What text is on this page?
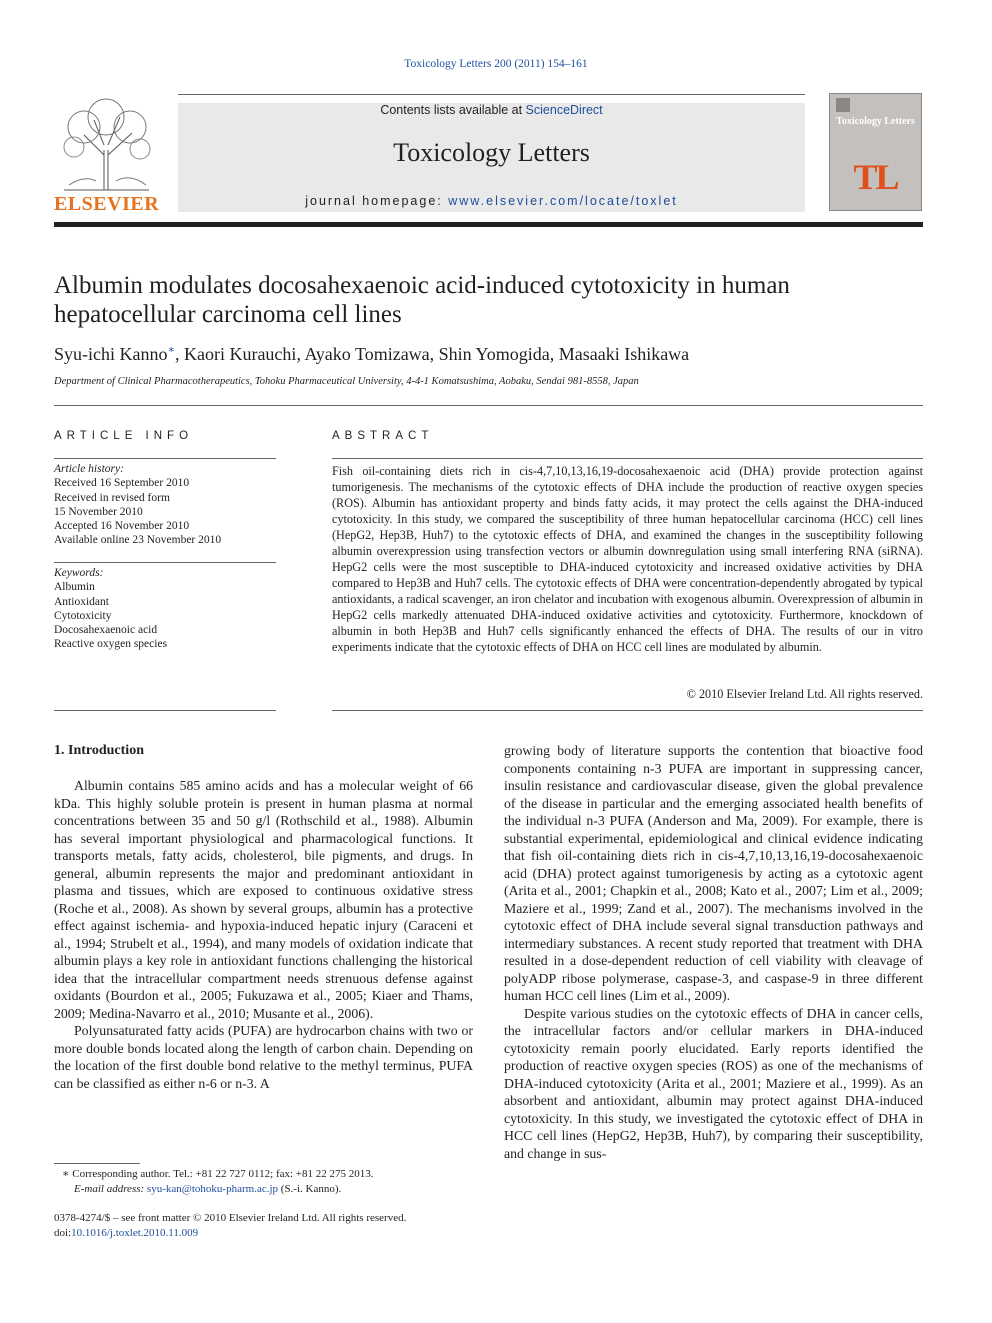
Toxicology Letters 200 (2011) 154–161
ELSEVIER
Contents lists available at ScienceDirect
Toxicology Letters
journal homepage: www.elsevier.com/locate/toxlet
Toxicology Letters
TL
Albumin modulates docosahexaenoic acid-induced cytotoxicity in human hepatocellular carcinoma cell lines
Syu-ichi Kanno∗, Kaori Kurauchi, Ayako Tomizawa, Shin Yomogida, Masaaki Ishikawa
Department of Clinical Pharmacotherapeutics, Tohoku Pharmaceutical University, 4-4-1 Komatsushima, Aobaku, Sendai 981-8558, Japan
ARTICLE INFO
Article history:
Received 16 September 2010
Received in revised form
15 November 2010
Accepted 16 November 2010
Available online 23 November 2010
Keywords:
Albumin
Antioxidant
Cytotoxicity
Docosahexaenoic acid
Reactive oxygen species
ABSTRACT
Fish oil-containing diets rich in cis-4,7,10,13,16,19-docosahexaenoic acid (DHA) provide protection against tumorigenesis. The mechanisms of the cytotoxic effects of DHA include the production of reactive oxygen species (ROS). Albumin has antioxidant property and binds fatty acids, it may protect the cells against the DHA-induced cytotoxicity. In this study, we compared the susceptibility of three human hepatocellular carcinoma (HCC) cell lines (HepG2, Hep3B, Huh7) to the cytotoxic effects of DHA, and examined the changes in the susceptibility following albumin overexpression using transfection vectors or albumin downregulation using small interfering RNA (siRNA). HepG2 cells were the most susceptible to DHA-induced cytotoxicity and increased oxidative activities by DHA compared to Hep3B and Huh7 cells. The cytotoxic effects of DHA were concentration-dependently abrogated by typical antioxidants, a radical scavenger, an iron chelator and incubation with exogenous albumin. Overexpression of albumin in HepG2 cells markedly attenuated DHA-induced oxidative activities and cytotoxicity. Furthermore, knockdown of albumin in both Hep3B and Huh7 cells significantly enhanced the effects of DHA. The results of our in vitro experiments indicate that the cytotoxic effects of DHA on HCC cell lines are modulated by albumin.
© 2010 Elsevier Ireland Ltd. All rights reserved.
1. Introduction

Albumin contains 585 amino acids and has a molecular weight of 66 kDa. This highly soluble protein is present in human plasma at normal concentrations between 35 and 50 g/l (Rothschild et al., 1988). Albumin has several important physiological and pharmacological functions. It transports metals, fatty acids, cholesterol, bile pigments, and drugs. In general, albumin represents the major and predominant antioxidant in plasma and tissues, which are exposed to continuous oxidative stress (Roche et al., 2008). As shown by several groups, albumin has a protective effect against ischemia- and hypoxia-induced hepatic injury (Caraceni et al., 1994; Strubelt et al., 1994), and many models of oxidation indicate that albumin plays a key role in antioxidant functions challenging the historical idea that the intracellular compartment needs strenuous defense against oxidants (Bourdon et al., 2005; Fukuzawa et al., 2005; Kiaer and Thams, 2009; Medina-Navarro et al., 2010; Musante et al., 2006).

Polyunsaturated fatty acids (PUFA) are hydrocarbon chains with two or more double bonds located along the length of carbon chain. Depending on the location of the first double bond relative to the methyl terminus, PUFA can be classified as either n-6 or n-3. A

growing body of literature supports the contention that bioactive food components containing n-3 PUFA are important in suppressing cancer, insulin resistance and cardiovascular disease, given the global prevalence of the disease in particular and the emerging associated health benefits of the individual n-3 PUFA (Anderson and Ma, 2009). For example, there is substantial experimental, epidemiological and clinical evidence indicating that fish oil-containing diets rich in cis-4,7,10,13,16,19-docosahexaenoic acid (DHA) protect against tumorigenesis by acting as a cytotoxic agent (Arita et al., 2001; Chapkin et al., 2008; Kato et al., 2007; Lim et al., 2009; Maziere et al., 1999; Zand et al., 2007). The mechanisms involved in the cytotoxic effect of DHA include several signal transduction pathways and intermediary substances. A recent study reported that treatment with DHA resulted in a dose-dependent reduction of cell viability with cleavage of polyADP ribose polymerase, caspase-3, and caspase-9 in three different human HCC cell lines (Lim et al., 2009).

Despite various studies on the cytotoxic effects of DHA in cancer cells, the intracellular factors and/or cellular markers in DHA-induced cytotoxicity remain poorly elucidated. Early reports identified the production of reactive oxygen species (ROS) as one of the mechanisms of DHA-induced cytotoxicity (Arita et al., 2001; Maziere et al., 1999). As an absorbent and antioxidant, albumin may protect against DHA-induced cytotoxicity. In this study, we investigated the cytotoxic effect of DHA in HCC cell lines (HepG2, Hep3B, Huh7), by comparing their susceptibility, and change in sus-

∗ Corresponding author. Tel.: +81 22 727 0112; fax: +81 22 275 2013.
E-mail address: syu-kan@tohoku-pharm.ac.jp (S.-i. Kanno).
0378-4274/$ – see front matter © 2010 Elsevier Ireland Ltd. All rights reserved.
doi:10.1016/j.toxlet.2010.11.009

Work instructions
This exercise calls for the complete listing, returned exactly and without images.

Task output
What text is on this page?
Toxicology Letters 200 (2011) 154–161
ELSEVIER
Contents lists available at ScienceDirect
Toxicology Letters
journal homepage: www.elsevier.com/locate/toxlet
Toxicology Letters
TL
Albumin modulates docosahexaenoic acid-induced cytotoxicity in human hepatocellular carcinoma cell lines
Syu-ichi Kanno∗, Kaori Kurauchi, Ayako Tomizawa, Shin Yomogida, Masaaki Ishikawa
Department of Clinical Pharmacotherapeutics, Tohoku Pharmaceutical University, 4-4-1 Komatsushima, Aobaku, Sendai 981-8558, Japan
ARTICLE INFO
Article history:
Received 16 September 2010
Received in revised form
15 November 2010
Accepted 16 November 2010
Available online 23 November 2010
Keywords:
Albumin
Antioxidant
Cytotoxicity
Docosahexaenoic acid
Reactive oxygen species
ABSTRACT
Fish oil-containing diets rich in cis-4,7,10,13,16,19-docosahexaenoic acid (DHA) provide protection against tumorigenesis. The mechanisms of the cytotoxic effects of DHA include the production of reactive oxygen species (ROS). Albumin has antioxidant property and binds fatty acids, it may protect the cells against the DHA-induced cytotoxicity. In this study, we compared the susceptibility of three human hepatocellular carcinoma (HCC) cell lines (HepG2, Hep3B, Huh7) to the cytotoxic effects of DHA, and examined the changes in the susceptibility following albumin overexpression using transfection vectors or albumin downregulation using small interfering RNA (siRNA). HepG2 cells were the most susceptible to DHA-induced cytotoxicity and increased oxidative activities by DHA compared to Hep3B and Huh7 cells. The cytotoxic effects of DHA were concentration-dependently abrogated by typical antioxidants, a radical scavenger, an iron chelator and incubation with exogenous albumin. Overexpression of albumin in HepG2 cells markedly attenuated DHA-induced oxidative activities and cytotoxicity. Furthermore, knockdown of albumin in both Hep3B and Huh7 cells significantly enhanced the effects of DHA. The results of our in vitro experiments indicate that the cytotoxic effects of DHA on HCC cell lines are modulated by albumin.
© 2010 Elsevier Ireland Ltd. All rights reserved.
1. Introduction

Albumin contains 585 amino acids and has a molecular weight of 66 kDa. This highly soluble protein is present in human plasma at normal concentrations between 35 and 50 g/l (Rothschild et al., 1988). Albumin has several important physiological and pharmacological functions. It transports metals, fatty acids, cholesterol, bile pigments, and drugs. In general, albumin represents the major and predominant antioxidant in plasma and tissues, which are exposed to continuous oxidative stress (Roche et al., 2008). As shown by several groups, albumin has a protective effect against ischemia- and hypoxia-induced hepatic injury (Caraceni et al., 1994; Strubelt et al., 1994), and many models of oxidation indicate that albumin plays a key role in antioxidant functions challenging the historical idea that the intracellular compartment needs strenuous defense against oxidants (Bourdon et al., 2005; Fukuzawa et al., 2005; Kiaer and Thams, 2009; Medina-Navarro et al., 2010; Musante et al., 2006).

Polyunsaturated fatty acids (PUFA) are hydrocarbon chains with two or more double bonds located along the length of carbon chain. Depending on the location of the first double bond relative to the methyl terminus, PUFA can be classified as either n-6 or n-3. A

growing body of literature supports the contention that bioactive food components containing n-3 PUFA are important in suppressing cancer, insulin resistance and cardiovascular disease, given the global prevalence of the disease in particular and the emerging associated health benefits of the individual n-3 PUFA (Anderson and Ma, 2009). For example, there is substantial experimental, epidemiological and clinical evidence indicating that fish oil-containing diets rich in cis-4,7,10,13,16,19-docosahexaenoic acid (DHA) protect against tumorigenesis by acting as a cytotoxic agent (Arita et al., 2001; Chapkin et al., 2008; Kato et al., 2007; Lim et al., 2009; Maziere et al., 1999; Zand et al., 2007). The mechanisms involved in the cytotoxic effect of DHA include several signal transduction pathways and intermediary substances. A recent study reported that treatment with DHA resulted in a dose-dependent reduction of cell viability with cleavage of polyADP ribose polymerase, caspase-3, and caspase-9 in three different human HCC cell lines (Lim et al., 2009).

Despite various studies on the cytotoxic effects of DHA in cancer cells, the intracellular factors and/or cellular markers in DHA-induced cytotoxicity remain poorly elucidated. Early reports identified the production of reactive oxygen species (ROS) as one of the mechanisms of DHA-induced cytotoxicity (Arita et al., 2001; Maziere et al., 1999). As an absorbent and antioxidant, albumin may protect against DHA-induced cytotoxicity. In this study, we investigated the cytotoxic effect of DHA in HCC cell lines (HepG2, Hep3B, Huh7), by comparing their susceptibility, and change in sus-

∗ Corresponding author. Tel.: +81 22 727 0112; fax: +81 22 275 2013.
E-mail address: syu-kan@tohoku-pharm.ac.jp (S.-i. Kanno).
0378-4274/$ – see front matter © 2010 Elsevier Ireland Ltd. All rights reserved.
doi:10.1016/j.toxlet.2010.11.009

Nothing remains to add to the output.